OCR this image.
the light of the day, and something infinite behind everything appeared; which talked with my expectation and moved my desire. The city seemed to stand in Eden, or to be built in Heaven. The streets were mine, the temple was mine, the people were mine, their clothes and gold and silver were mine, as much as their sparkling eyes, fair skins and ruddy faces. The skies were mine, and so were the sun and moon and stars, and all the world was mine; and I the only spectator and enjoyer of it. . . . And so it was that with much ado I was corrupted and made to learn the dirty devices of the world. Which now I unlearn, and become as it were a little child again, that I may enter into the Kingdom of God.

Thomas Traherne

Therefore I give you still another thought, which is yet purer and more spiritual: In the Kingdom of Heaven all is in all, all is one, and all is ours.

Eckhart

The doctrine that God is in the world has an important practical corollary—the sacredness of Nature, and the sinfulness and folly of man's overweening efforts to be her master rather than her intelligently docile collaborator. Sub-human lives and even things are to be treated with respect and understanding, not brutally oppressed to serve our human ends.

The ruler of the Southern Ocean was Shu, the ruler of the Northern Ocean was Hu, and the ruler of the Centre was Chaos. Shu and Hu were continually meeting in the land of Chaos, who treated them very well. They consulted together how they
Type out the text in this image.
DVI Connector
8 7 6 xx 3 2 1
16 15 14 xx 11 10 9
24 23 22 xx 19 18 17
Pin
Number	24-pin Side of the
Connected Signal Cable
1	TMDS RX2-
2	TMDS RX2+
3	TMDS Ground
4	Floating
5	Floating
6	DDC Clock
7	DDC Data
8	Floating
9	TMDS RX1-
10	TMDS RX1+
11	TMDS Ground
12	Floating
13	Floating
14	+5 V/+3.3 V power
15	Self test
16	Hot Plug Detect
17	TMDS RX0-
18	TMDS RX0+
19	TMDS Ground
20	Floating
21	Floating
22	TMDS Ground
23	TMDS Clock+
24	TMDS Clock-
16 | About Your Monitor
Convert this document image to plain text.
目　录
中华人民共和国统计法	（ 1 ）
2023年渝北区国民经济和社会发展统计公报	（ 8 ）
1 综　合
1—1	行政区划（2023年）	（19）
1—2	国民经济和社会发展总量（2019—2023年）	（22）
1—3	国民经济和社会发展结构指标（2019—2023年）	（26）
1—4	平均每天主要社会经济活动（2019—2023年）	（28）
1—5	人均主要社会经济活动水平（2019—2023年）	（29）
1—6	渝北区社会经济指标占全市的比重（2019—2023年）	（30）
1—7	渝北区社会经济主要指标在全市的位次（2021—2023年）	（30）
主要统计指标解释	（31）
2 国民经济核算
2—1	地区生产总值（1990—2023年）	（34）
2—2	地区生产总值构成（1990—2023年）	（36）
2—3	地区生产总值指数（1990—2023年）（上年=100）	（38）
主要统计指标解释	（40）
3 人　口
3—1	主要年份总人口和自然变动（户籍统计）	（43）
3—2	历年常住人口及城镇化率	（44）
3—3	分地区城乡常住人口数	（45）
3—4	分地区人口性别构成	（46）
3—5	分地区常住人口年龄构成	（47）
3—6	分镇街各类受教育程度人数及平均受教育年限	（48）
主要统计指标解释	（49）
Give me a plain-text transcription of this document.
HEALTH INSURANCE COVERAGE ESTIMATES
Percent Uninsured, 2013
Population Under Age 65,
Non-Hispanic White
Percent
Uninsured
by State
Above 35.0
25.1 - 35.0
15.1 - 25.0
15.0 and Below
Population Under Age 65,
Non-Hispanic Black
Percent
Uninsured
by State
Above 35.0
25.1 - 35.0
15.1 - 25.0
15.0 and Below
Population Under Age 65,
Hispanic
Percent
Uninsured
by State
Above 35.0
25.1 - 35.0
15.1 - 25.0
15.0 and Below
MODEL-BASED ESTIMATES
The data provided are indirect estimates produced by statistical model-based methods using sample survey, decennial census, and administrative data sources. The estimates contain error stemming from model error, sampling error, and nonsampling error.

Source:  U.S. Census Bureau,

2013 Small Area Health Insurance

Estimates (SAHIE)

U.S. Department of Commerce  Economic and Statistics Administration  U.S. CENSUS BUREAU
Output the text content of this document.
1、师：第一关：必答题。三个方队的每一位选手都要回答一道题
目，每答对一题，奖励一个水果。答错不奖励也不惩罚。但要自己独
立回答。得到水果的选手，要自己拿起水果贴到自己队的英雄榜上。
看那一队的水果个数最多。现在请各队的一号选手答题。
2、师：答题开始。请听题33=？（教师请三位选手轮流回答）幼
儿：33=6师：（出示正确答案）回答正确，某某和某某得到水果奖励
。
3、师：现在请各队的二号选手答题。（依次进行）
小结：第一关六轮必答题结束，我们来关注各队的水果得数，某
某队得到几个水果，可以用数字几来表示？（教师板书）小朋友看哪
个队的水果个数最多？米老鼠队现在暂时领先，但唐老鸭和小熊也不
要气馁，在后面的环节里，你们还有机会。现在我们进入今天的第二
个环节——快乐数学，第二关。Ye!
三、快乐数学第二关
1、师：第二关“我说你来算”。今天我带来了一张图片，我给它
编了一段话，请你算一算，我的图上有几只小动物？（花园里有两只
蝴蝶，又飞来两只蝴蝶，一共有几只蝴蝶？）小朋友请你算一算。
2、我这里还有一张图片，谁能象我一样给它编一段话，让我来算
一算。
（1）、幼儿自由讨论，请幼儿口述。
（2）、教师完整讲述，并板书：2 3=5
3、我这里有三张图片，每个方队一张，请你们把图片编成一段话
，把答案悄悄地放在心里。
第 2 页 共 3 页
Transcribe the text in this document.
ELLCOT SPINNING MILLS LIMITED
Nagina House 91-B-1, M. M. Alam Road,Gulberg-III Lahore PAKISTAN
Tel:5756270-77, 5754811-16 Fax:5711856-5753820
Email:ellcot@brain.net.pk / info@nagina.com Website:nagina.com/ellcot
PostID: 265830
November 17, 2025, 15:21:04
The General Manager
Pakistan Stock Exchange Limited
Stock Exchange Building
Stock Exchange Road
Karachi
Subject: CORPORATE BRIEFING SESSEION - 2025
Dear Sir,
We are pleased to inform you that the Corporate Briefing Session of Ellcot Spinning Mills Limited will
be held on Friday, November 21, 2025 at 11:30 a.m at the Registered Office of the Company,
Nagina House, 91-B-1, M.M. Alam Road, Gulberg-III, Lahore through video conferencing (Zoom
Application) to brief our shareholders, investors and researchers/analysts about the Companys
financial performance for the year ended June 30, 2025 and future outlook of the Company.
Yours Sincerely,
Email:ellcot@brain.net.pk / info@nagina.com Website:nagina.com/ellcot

=====

#### PROMPT:
All records above must be set down exactly, please.

#### FINISHED TASK:
OCR this image.
the light of the day, and something infinite behind everything appeared; which talked with my expectation and moved my desire. The city seemed to stand in Eden, or to be built in Heaven. The streets were mine, the temple was mine, the people were mine, their clothes and gold and silver were mine, as much as their sparkling eyes, fair skins and ruddy faces. The skies were mine, and so were the sun and moon and stars, and all the world was mine; and I the only spectator and enjoyer of it. . . . And so it was that with much ado I was corrupted and made to learn the dirty devices of the world. Which now I unlearn, and become as it were a little child again, that I may enter into the Kingdom of God.

Thomas Traherne

Therefore I give you still another thought, which is yet purer and more spiritual: In the Kingdom of Heaven all is in all, all is one, and all is ours.

Eckhart

The doctrine that God is in the world has an important practical corollary—the sacredness of Nature, and the sinfulness and folly of man's overweening efforts to be her master rather than her intelligently docile collaborator. Sub-human lives and even things are to be treated with respect and understanding, not brutally oppressed to serve our human ends.

The ruler of the Southern Ocean was Shu, the ruler of the Northern Ocean was Hu, and the ruler of the Centre was Chaos. Shu and Hu were continually meeting in the land of Chaos, who treated them very well. They consulted together how they
Type out the text in this image.
DVI Connector
8 7 6 xx 3 2 1
16 15 14 xx 11 10 9
24 23 22 xx 19 18 17
Pin
Number	24-pin Side of the
Connected Signal Cable
1	TMDS RX2-
2	TMDS RX2+
3	TMDS Ground
4	Floating
5	Floating
6	DDC Clock
7	DDC Data
8	Floating
9	TMDS RX1-
10	TMDS RX1+
11	TMDS Ground
12	Floating
13	Floating
14	+5 V/+3.3 V power
15	Self test
16	Hot Plug Detect
17	TMDS RX0-
18	TMDS RX0+
19	TMDS Ground
20	Floating
21	Floating
22	TMDS Ground
23	TMDS Clock+
24	TMDS Clock-
16 | About Your Monitor
Convert this document image to plain text.
目　录
中华人民共和国统计法	（ 1 ）
2023年渝北区国民经济和社会发展统计公报	（ 8 ）
1 综　合
1—1	行政区划（2023年）	（19）
1—2	国民经济和社会发展总量（2019—2023年）	（22）
1—3	国民经济和社会发展结构指标（2019—2023年）	（26）
1—4	平均每天主要社会经济活动（2019—2023年）	（28）
1—5	人均主要社会经济活动水平（2019—2023年）	（29）
1—6	渝北区社会经济指标占全市的比重（2019—2023年）	（30）
1—7	渝北区社会经济主要指标在全市的位次（2021—2023年）	（30）
主要统计指标解释	（31）
2 国民经济核算
2—1	地区生产总值（1990—2023年）	（34）
2—2	地区生产总值构成（1990—2023年）	（36）
2—3	地区生产总值指数（1990—2023年）（上年=100）	（38）
主要统计指标解释	（40）
3 人　口
3—1	主要年份总人口和自然变动（户籍统计）	（43）
3—2	历年常住人口及城镇化率	（44）
3—3	分地区城乡常住人口数	（45）
3—4	分地区人口性别构成	（46）
3—5	分地区常住人口年龄构成	（47）
3—6	分镇街各类受教育程度人数及平均受教育年限	（48）
主要统计指标解释	（49）
Give me a plain-text transcription of this document.
HEALTH INSURANCE COVERAGE ESTIMATES
Percent Uninsured, 2013
Population Under Age 65,
Non-Hispanic White
Percent
Uninsured
by State
Above 35.0
25.1 - 35.0
15.1 - 25.0
15.0 and Below
Population Under Age 65,
Non-Hispanic Black
Percent
Uninsured
by State
Above 35.0
25.1 - 35.0
15.1 - 25.0
15.0 and Below
Population Under Age 65,
Hispanic
Percent
Uninsured
by State
Above 35.0
25.1 - 35.0
15.1 - 25.0
15.0 and Below
MODEL-BASED ESTIMATES
The data provided are indirect estimates produced by statistical model-based methods using sample survey, decennial census, and administrative data sources. The estimates contain error stemming from model error, sampling error, and nonsampling error.

Source:  U.S. Census Bureau,

2013 Small Area Health Insurance

Estimates (SAHIE)

U.S. Department of Commerce  Economic and Statistics Administration  U.S. CENSUS BUREAU
Output the text content of this document.
1、师：第一关：必答题。三个方队的每一位选手都要回答一道题
目，每答对一题，奖励一个水果。答错不奖励也不惩罚。但要自己独
立回答。得到水果的选手，要自己拿起水果贴到自己队的英雄榜上。
看那一队的水果个数最多。现在请各队的一号选手答题。
2、师：答题开始。请听题33=？（教师请三位选手轮流回答）幼
儿：33=6师：（出示正确答案）回答正确，某某和某某得到水果奖励
。
3、师：现在请各队的二号选手答题。（依次进行）
小结：第一关六轮必答题结束，我们来关注各队的水果得数，某
某队得到几个水果，可以用数字几来表示？（教师板书）小朋友看哪
个队的水果个数最多？米老鼠队现在暂时领先，但唐老鸭和小熊也不
要气馁，在后面的环节里，你们还有机会。现在我们进入今天的第二
个环节——快乐数学，第二关。Ye!
三、快乐数学第二关
1、师：第二关“我说你来算”。今天我带来了一张图片，我给它
编了一段话，请你算一算，我的图上有几只小动物？（花园里有两只
蝴蝶，又飞来两只蝴蝶，一共有几只蝴蝶？）小朋友请你算一算。
2、我这里还有一张图片，谁能象我一样给它编一段话，让我来算
一算。
（1）、幼儿自由讨论，请幼儿口述。
（2）、教师完整讲述，并板书：2 3=5
3、我这里有三张图片，每个方队一张，请你们把图片编成一段话
，把答案悄悄地放在心里。
第 2 页 共 3 页
Transcribe the text in this document.
ELLCOT SPINNING MILLS LIMITED
Nagina House 91-B-1, M. M. Alam Road,Gulberg-III Lahore PAKISTAN
Tel:5756270-77, 5754811-16 Fax:5711856-5753820
Email:ellcot@brain.net.pk / info@nagina.com Website:nagina.com/ellcot
PostID: 265830
November 17, 2025, 15:21:04
The General Manager
Pakistan Stock Exchange Limited
Stock Exchange Building
Stock Exchange Road
Karachi
Subject: CORPORATE BRIEFING SESSEION - 2025
Dear Sir,
We are pleased to inform you that the Corporate Briefing Session of Ellcot Spinning Mills Limited will
be held on Friday, November 21, 2025 at 11:30 a.m at the Registered Office of the Company,
Nagina House, 91-B-1, M.M. Alam Road, Gulberg-III, Lahore through video conferencing (Zoom
Application) to brief our shareholders, investors and researchers/analysts about the Companys
financial performance for the year ended June 30, 2025 and future outlook of the Company.
Yours Sincerely,
Email:ellcot@brain.net.pk / info@nagina.com Website:nagina.com/ellcot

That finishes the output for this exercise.